● Instructions for the task
Write out the whole listing, matching it exactly.

● Data records
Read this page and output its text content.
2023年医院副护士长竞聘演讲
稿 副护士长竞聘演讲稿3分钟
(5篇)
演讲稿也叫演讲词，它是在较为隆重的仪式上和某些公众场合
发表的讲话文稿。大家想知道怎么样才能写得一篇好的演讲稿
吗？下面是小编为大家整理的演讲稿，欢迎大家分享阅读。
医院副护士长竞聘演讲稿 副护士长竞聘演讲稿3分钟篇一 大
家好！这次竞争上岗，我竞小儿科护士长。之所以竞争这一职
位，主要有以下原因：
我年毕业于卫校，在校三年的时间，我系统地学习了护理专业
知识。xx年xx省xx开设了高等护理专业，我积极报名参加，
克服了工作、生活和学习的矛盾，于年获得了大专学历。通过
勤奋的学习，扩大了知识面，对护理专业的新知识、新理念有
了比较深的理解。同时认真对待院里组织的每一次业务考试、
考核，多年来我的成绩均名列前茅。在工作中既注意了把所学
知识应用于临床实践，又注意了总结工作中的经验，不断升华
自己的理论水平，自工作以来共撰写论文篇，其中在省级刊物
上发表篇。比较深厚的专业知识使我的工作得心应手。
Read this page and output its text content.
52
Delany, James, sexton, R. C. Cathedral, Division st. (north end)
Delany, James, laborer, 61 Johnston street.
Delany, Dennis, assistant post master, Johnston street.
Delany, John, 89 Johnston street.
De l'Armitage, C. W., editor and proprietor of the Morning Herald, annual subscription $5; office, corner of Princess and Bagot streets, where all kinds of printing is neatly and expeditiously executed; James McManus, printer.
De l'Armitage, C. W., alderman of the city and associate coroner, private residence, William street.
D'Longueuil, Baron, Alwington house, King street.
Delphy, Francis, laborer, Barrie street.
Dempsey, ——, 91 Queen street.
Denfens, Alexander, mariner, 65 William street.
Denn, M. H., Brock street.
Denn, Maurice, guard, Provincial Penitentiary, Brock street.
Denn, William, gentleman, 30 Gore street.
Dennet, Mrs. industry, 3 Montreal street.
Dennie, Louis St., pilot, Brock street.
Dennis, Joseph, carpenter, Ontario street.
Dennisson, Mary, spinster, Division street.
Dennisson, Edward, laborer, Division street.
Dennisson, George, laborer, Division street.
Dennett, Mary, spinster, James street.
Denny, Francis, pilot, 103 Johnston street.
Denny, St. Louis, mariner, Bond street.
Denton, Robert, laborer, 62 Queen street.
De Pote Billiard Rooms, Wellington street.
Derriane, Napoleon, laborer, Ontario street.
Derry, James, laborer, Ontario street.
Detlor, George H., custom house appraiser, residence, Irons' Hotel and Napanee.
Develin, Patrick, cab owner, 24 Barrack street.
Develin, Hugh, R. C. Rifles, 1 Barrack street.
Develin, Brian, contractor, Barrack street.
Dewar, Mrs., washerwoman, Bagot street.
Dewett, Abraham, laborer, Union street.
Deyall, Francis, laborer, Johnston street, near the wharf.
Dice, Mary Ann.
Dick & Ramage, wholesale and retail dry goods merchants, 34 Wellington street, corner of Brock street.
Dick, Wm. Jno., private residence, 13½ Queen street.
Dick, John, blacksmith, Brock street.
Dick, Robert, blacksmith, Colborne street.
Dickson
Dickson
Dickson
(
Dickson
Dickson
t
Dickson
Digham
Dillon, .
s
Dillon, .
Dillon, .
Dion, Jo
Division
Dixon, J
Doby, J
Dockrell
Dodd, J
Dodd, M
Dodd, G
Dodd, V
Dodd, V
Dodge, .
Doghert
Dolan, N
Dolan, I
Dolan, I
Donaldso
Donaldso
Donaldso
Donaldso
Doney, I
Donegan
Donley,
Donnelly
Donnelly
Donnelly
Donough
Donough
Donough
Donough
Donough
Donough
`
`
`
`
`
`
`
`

● Reply to the task
Read this page and output its text content.
2023年医院副护士长竞聘演讲
稿 副护士长竞聘演讲稿3分钟
(5篇)
演讲稿也叫演讲词，它是在较为隆重的仪式上和某些公众场合
发表的讲话文稿。大家想知道怎么样才能写得一篇好的演讲稿
吗？下面是小编为大家整理的演讲稿，欢迎大家分享阅读。
医院副护士长竞聘演讲稿 副护士长竞聘演讲稿3分钟篇一 大
家好！这次竞争上岗，我竞小儿科护士长。之所以竞争这一职
位，主要有以下原因：
我年毕业于卫校，在校三年的时间，我系统地学习了护理专业
知识。xx年xx省xx开设了高等护理专业，我积极报名参加，
克服了工作、生活和学习的矛盾，于年获得了大专学历。通过
勤奋的学习，扩大了知识面，对护理专业的新知识、新理念有
了比较深的理解。同时认真对待院里组织的每一次业务考试、
考核，多年来我的成绩均名列前茅。在工作中既注意了把所学
知识应用于临床实践，又注意了总结工作中的经验，不断升华
自己的理论水平，自工作以来共撰写论文篇，其中在省级刊物
上发表篇。比较深厚的专业知识使我的工作得心应手。
Read this page and output its text content.
52
Delany, James, sexton, R. C. Cathedral, Division st. (north end)
Delany, James, laborer, 61 Johnston street.
Delany, Dennis, assistant post master, Johnston street.
Delany, John, 89 Johnston street.
De l'Armitage, C. W., editor and proprietor of the Morning Herald, annual subscription $5; office, corner of Princess and Bagot streets, where all kinds of printing is neatly and expeditiously executed; James McManus, printer.
De l'Armitage, C. W., alderman of the city and associate coroner, private residence, William street.
D'Longueuil, Baron, Alwington house, King street.
Delphy, Francis, laborer, Barrie street.
Dempsey, ——, 91 Queen street.
Denfens, Alexander, mariner, 65 William street.
Denn, M. H., Brock street.
Denn, Maurice, guard, Provincial Penitentiary, Brock street.
Denn, William, gentleman, 30 Gore street.
Dennet, Mrs. industry, 3 Montreal street.
Dennie, Louis St., pilot, Brock street.
Dennis, Joseph, carpenter, Ontario street.
Dennisson, Mary, spinster, Division street.
Dennisson, Edward, laborer, Division street.
Dennisson, George, laborer, Division street.
Dennett, Mary, spinster, James street.
Denny, Francis, pilot, 103 Johnston street.
Denny, St. Louis, mariner, Bond street.
Denton, Robert, laborer, 62 Queen street.
De Pote Billiard Rooms, Wellington street.
Derriane, Napoleon, laborer, Ontario street.
Derry, James, laborer, Ontario street.
Detlor, George H., custom house appraiser, residence, Irons' Hotel and Napanee.
Develin, Patrick, cab owner, 24 Barrack street.
Develin, Hugh, R. C. Rifles, 1 Barrack street.
Develin, Brian, contractor, Barrack street.
Dewar, Mrs., washerwoman, Bagot street.
Dewett, Abraham, laborer, Union street.
Deyall, Francis, laborer, Johnston street, near the wharf.
Dice, Mary Ann.
Dick & Ramage, wholesale and retail dry goods merchants, 34 Wellington street, corner of Brock street.
Dick, Wm. Jno., private residence, 13½ Queen street.
Dick, John, blacksmith, Brock street.
Dick, Robert, blacksmith, Colborne street.
Dickson
Dickson
Dickson
(
Dickson
Dickson
t
Dickson
Digham
Dillon, .
s
Dillon, .
Dillon, .
Dion, Jo
Division
Dixon, J
Doby, J
Dockrell
Dodd, J
Dodd, M
Dodd, G
Dodd, V
Dodd, V
Dodge, .
Doghert
Dolan, N
Dolan, I
Dolan, I
Donaldso
Donaldso
Donaldso
Donaldso
Doney, I
Donegan
Donley,
Donnelly
Donnelly
Donnelly
Donough
Donough
Donough
Donough
Donough
Donough
`
`
`
`
`
`
`
`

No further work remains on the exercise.